(Extracted records)
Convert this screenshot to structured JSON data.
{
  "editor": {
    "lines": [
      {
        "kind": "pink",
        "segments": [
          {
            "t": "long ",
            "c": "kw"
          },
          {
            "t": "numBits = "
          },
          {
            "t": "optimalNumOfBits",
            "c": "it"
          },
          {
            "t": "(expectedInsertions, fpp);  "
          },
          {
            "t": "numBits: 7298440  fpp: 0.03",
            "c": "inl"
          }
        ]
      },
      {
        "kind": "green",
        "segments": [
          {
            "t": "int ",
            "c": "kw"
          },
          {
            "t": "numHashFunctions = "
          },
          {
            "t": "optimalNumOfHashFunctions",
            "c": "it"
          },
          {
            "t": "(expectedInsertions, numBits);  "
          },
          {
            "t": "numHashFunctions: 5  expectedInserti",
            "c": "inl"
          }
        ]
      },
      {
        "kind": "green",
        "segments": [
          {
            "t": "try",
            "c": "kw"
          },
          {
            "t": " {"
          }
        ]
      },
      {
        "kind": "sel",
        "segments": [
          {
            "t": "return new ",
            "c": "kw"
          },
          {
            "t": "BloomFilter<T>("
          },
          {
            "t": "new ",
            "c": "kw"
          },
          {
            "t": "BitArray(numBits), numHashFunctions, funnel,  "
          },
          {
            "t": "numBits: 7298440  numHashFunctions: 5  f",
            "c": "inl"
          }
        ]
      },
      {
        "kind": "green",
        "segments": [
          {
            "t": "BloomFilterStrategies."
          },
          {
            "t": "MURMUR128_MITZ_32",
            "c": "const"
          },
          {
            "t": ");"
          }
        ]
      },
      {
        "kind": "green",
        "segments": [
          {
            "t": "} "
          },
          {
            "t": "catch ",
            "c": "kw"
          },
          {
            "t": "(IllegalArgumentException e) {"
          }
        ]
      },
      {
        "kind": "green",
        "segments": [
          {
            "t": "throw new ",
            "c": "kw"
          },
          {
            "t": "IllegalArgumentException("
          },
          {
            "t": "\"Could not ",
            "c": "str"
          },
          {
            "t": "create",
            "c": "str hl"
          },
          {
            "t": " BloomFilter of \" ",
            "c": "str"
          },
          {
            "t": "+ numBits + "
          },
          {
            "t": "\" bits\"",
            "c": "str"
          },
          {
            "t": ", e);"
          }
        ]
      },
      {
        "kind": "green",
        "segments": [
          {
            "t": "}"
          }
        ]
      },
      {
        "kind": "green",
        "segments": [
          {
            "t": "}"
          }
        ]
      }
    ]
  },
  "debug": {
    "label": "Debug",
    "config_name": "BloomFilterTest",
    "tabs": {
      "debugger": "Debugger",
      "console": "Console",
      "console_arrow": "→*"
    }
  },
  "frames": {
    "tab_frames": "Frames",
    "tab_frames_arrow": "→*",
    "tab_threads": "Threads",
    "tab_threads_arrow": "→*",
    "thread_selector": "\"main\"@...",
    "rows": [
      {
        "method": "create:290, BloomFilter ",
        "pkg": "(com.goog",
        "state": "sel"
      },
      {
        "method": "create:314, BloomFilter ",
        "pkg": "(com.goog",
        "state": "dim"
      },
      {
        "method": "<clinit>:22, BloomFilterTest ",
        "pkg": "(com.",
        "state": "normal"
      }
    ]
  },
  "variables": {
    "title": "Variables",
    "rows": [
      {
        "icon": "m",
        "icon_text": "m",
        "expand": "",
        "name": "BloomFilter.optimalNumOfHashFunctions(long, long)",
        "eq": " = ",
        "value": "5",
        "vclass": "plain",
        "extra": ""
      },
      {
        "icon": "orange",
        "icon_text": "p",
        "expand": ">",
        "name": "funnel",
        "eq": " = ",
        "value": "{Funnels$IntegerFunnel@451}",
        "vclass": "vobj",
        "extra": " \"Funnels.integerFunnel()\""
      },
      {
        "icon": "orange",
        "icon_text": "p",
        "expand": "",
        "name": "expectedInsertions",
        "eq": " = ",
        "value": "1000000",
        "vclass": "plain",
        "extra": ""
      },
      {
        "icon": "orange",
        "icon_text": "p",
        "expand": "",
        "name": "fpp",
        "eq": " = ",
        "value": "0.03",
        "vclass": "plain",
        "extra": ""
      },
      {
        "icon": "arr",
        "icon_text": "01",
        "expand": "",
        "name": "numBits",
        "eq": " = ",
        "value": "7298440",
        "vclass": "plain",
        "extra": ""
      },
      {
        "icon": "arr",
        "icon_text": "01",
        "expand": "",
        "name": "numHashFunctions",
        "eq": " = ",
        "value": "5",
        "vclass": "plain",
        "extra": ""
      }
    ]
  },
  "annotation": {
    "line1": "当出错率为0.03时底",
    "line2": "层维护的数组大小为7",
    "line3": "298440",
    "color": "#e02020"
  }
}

→ **Required task**: All of the material above needs to be retyped word for word.

→ **Final answer**:
Convert this screenshot to structured JSON data.
{
  "editor": {
    "lines": [
      {
        "kind": "pink",
        "segments": [
          {
            "t": "long ",
            "c": "kw"
          },
          {
            "t": "numBits = "
          },
          {
            "t": "optimalNumOfBits",
            "c": "it"
          },
          {
            "t": "(expectedInsertions, fpp);  "
          },
          {
            "t": "numBits: 7298440  fpp: 0.03",
            "c": "inl"
          }
        ]
      },
      {
        "kind": "green",
        "segments": [
          {
            "t": "int ",
            "c": "kw"
          },
          {
            "t": "numHashFunctions = "
          },
          {
            "t": "optimalNumOfHashFunctions",
            "c": "it"
          },
          {
            "t": "(expectedInsertions, numBits);  "
          },
          {
            "t": "numHashFunctions: 5  expectedInserti",
            "c": "inl"
          }
        ]
      },
      {
        "kind": "green",
        "segments": [
          {
            "t": "try",
            "c": "kw"
          },
          {
            "t": " {"
          }
        ]
      },
      {
        "kind": "sel",
        "segments": [
          {
            "t": "return new ",
            "c": "kw"
          },
          {
            "t": "BloomFilter<T>("
          },
          {
            "t": "new ",
            "c": "kw"
          },
          {
            "t": "BitArray(numBits), numHashFunctions, funnel,  "
          },
          {
            "t": "numBits: 7298440  numHashFunctions: 5  f",
            "c": "inl"
          }
        ]
      },
      {
        "kind": "green",
        "segments": [
          {
            "t": "BloomFilterStrategies."
          },
          {
            "t": "MURMUR128_MITZ_32",
            "c": "const"
          },
          {
            "t": ");"
          }
        ]
      },
      {
        "kind": "green",
        "segments": [
          {
            "t": "} "
          },
          {
            "t": "catch ",
            "c": "kw"
          },
          {
            "t": "(IllegalArgumentException e) {"
          }
        ]
      },
      {
        "kind": "green",
        "segments": [
          {
            "t": "throw new ",
            "c": "kw"
          },
          {
            "t": "IllegalArgumentException("
          },
          {
            "t": "\"Could not ",
            "c": "str"
          },
          {
            "t": "create",
            "c": "str hl"
          },
          {
            "t": " BloomFilter of \" ",
            "c": "str"
          },
          {
            "t": "+ numBits + "
          },
          {
            "t": "\" bits\"",
            "c": "str"
          },
          {
            "t": ", e);"
          }
        ]
      },
      {
        "kind": "green",
        "segments": [
          {
            "t": "}"
          }
        ]
      },
      {
        "kind": "green",
        "segments": [
          {
            "t": "}"
          }
        ]
      }
    ]
  },
  "debug": {
    "label": "Debug",
    "config_name": "BloomFilterTest",
    "tabs": {
      "debugger": "Debugger",
      "console": "Console",
      "console_arrow": "→*"
    }
  },
  "frames": {
    "tab_frames": "Frames",
    "tab_frames_arrow": "→*",
    "tab_threads": "Threads",
    "tab_threads_arrow": "→*",
    "thread_selector": "\"main\"@...",
    "rows": [
      {
        "method": "create:290, BloomFilter ",
        "pkg": "(com.goog",
        "state": "sel"
      },
      {
        "method": "create:314, BloomFilter ",
        "pkg": "(com.goog",
        "state": "dim"
      },
      {
        "method": "<clinit>:22, BloomFilterTest ",
        "pkg": "(com.",
        "state": "normal"
      }
    ]
  },
  "variables": {
    "title": "Variables",
    "rows": [
      {
        "icon": "m",
        "icon_text": "m",
        "expand": "",
        "name": "BloomFilter.optimalNumOfHashFunctions(long, long)",
        "eq": " = ",
        "value": "5",
        "vclass": "plain",
        "extra": ""
      },
      {
        "icon": "orange",
        "icon_text": "p",
        "expand": ">",
        "name": "funnel",
        "eq": " = ",
        "value": "{Funnels$IntegerFunnel@451}",
        "vclass": "vobj",
        "extra": " \"Funnels.integerFunnel()\""
      },
      {
        "icon": "orange",
        "icon_text": "p",
        "expand": "",
        "name": "expectedInsertions",
        "eq": " = ",
        "value": "1000000",
        "vclass": "plain",
        "extra": ""
      },
      {
        "icon": "orange",
        "icon_text": "p",
        "expand": "",
        "name": "fpp",
        "eq": " = ",
        "value": "0.03",
        "vclass": "plain",
        "extra": ""
      },
      {
        "icon": "arr",
        "icon_text": "01",
        "expand": "",
        "name": "numBits",
        "eq": " = ",
        "value": "7298440",
        "vclass": "plain",
        "extra": ""
      },
      {
        "icon": "arr",
        "icon_text": "01",
        "expand": "",
        "name": "numHashFunctions",
        "eq": " = ",
        "value": "5",
        "vclass": "plain",
        "extra": ""
      }
    ]
  },
  "annotation": {
    "line1": "当出错率为0.03时底",
    "line2": "层维护的数组大小为7",
    "line3": "298440",
    "color": "#e02020"
  }
}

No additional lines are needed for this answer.